TASK DESCRIPTION: State the number of lines below in which the word "count" appears. Nothing else belongs in the answer.

[AVAILABLE DATA start]

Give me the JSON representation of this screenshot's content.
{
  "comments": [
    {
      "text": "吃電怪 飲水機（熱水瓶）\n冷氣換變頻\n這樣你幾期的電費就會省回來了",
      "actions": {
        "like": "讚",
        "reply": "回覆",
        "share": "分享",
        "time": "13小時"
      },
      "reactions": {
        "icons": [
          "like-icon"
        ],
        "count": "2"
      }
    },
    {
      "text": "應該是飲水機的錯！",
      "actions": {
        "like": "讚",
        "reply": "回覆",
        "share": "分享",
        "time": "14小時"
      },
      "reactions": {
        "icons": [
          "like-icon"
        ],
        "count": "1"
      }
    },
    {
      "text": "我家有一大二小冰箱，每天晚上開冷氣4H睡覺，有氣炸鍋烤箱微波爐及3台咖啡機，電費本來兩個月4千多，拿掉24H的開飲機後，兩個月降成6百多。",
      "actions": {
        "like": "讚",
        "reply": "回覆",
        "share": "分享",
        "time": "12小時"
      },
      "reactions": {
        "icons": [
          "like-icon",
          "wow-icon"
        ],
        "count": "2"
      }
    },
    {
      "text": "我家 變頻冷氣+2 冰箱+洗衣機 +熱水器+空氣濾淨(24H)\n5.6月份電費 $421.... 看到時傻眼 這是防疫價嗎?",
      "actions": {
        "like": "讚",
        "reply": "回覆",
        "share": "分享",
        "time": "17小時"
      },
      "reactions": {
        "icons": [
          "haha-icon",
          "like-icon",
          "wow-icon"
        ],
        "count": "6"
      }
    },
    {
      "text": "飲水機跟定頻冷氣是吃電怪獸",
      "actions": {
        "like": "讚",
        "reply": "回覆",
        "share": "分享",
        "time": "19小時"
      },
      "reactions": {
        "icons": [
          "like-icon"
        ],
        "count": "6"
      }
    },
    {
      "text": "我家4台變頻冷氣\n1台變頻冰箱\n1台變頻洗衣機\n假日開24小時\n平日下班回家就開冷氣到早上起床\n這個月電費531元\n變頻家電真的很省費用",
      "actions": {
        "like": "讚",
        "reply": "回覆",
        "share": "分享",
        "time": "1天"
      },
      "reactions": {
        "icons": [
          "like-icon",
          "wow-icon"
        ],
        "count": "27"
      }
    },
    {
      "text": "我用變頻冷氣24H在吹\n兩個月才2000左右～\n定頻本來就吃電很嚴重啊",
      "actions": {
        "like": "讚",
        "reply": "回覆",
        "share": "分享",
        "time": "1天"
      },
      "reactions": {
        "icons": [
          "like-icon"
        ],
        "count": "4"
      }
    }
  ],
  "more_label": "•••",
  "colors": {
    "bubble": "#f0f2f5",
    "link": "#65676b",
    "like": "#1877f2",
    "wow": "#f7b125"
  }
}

[AVAILABLE DATA end]

RESPONSE FOR THIS EXERCISE: 7